[BEGIN]

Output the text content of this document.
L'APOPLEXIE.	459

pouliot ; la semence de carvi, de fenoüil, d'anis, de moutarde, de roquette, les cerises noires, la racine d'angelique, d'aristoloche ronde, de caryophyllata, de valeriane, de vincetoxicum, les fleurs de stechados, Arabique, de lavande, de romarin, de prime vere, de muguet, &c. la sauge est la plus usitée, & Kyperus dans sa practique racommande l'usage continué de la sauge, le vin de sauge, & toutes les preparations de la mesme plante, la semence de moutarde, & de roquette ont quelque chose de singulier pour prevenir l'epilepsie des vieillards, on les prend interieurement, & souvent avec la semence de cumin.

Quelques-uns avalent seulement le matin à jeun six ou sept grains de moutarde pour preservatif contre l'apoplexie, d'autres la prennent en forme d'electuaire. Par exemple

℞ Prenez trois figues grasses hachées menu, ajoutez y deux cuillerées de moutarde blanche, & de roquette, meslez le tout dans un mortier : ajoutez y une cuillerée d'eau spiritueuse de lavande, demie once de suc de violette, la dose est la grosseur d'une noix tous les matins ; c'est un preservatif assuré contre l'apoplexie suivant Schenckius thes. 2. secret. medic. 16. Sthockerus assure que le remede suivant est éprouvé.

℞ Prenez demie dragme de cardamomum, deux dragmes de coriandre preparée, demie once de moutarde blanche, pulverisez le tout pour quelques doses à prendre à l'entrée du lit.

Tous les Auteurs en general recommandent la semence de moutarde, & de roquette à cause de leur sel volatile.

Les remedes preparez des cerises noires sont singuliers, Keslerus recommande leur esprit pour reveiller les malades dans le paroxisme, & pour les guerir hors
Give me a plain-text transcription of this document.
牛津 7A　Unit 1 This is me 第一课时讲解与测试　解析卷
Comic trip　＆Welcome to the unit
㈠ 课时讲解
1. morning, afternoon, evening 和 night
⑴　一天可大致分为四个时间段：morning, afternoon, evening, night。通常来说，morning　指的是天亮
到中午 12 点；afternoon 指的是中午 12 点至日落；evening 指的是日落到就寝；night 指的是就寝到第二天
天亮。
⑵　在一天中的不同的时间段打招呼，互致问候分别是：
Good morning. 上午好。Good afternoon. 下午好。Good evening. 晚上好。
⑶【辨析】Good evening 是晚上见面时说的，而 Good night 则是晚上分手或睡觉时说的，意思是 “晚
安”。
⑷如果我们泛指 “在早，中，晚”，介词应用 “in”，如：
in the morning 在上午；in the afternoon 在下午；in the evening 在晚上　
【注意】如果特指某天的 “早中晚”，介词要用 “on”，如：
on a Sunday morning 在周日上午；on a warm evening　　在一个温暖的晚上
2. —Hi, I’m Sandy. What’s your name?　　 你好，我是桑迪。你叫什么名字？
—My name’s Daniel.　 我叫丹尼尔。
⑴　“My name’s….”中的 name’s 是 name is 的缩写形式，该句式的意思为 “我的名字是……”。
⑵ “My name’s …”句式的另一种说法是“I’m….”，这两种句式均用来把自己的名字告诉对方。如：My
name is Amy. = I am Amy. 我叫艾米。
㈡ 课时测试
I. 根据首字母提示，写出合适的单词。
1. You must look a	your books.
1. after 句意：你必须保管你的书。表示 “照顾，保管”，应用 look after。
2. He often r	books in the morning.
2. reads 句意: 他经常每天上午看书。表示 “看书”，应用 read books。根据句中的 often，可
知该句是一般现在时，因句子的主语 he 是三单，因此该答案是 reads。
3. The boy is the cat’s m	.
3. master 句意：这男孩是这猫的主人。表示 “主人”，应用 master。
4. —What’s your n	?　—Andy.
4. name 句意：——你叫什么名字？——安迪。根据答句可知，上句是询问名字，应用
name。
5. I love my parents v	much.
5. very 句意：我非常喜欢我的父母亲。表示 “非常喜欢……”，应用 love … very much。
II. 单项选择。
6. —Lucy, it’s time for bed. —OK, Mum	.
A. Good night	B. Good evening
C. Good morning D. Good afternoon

[END]

*Set task*: Repeat the material from above exactly, word for word.

*Full answer*:
Output the text content of this document.
L'APOPLEXIE.	459

pouliot ; la semence de carvi, de fenoüil, d'anis, de moutarde, de roquette, les cerises noires, la racine d'angelique, d'aristoloche ronde, de caryophyllata, de valeriane, de vincetoxicum, les fleurs de stechados, Arabique, de lavande, de romarin, de prime vere, de muguet, &c. la sauge est la plus usitée, & Kyperus dans sa practique racommande l'usage continué de la sauge, le vin de sauge, & toutes les preparations de la mesme plante, la semence de moutarde, & de roquette ont quelque chose de singulier pour prevenir l'epilepsie des vieillards, on les prend interieurement, & souvent avec la semence de cumin.

Quelques-uns avalent seulement le matin à jeun six ou sept grains de moutarde pour preservatif contre l'apoplexie, d'autres la prennent en forme d'electuaire. Par exemple

℞ Prenez trois figues grasses hachées menu, ajoutez y deux cuillerées de moutarde blanche, & de roquette, meslez le tout dans un mortier : ajoutez y une cuillerée d'eau spiritueuse de lavande, demie once de suc de violette, la dose est la grosseur d'une noix tous les matins ; c'est un preservatif assuré contre l'apoplexie suivant Schenckius thes. 2. secret. medic. 16. Sthockerus assure que le remede suivant est éprouvé.

℞ Prenez demie dragme de cardamomum, deux dragmes de coriandre preparée, demie once de moutarde blanche, pulverisez le tout pour quelques doses à prendre à l'entrée du lit.

Tous les Auteurs en general recommandent la semence de moutarde, & de roquette à cause de leur sel volatile.

Les remedes preparez des cerises noires sont singuliers, Keslerus recommande leur esprit pour reveiller les malades dans le paroxisme, & pour les guerir hors
Give me a plain-text transcription of this document.
牛津 7A　Unit 1 This is me 第一课时讲解与测试　解析卷
Comic trip　＆Welcome to the unit
㈠ 课时讲解
1. morning, afternoon, evening 和 night
⑴　一天可大致分为四个时间段：morning, afternoon, evening, night。通常来说，morning　指的是天亮
到中午 12 点；afternoon 指的是中午 12 点至日落；evening 指的是日落到就寝；night 指的是就寝到第二天
天亮。
⑵　在一天中的不同的时间段打招呼，互致问候分别是：
Good morning. 上午好。Good afternoon. 下午好。Good evening. 晚上好。
⑶【辨析】Good evening 是晚上见面时说的，而 Good night 则是晚上分手或睡觉时说的，意思是 “晚
安”。
⑷如果我们泛指 “在早，中，晚”，介词应用 “in”，如：
in the morning 在上午；in the afternoon 在下午；in the evening 在晚上　
【注意】如果特指某天的 “早中晚”，介词要用 “on”，如：
on a Sunday morning 在周日上午；on a warm evening　　在一个温暖的晚上
2. —Hi, I’m Sandy. What’s your name?　　 你好，我是桑迪。你叫什么名字？
—My name’s Daniel.　 我叫丹尼尔。
⑴　“My name’s….”中的 name’s 是 name is 的缩写形式，该句式的意思为 “我的名字是……”。
⑵ “My name’s …”句式的另一种说法是“I’m….”，这两种句式均用来把自己的名字告诉对方。如：My
name is Amy. = I am Amy. 我叫艾米。
㈡ 课时测试
I. 根据首字母提示，写出合适的单词。
1. You must look a	your books.
1. after 句意：你必须保管你的书。表示 “照顾，保管”，应用 look after。
2. He often r	books in the morning.
2. reads 句意: 他经常每天上午看书。表示 “看书”，应用 read books。根据句中的 often，可
知该句是一般现在时，因句子的主语 he 是三单，因此该答案是 reads。
3. The boy is the cat’s m	.
3. master 句意：这男孩是这猫的主人。表示 “主人”，应用 master。
4. —What’s your n	?　—Andy.
4. name 句意：——你叫什么名字？——安迪。根据答句可知，上句是询问名字，应用
name。
5. I love my parents v	much.
5. very 句意：我非常喜欢我的父母亲。表示 “非常喜欢……”，应用 love … very much。
II. 单项选择。
6. —Lucy, it’s time for bed. —OK, Mum	.
A. Good night	B. Good evening
C. Good morning D. Good afternoon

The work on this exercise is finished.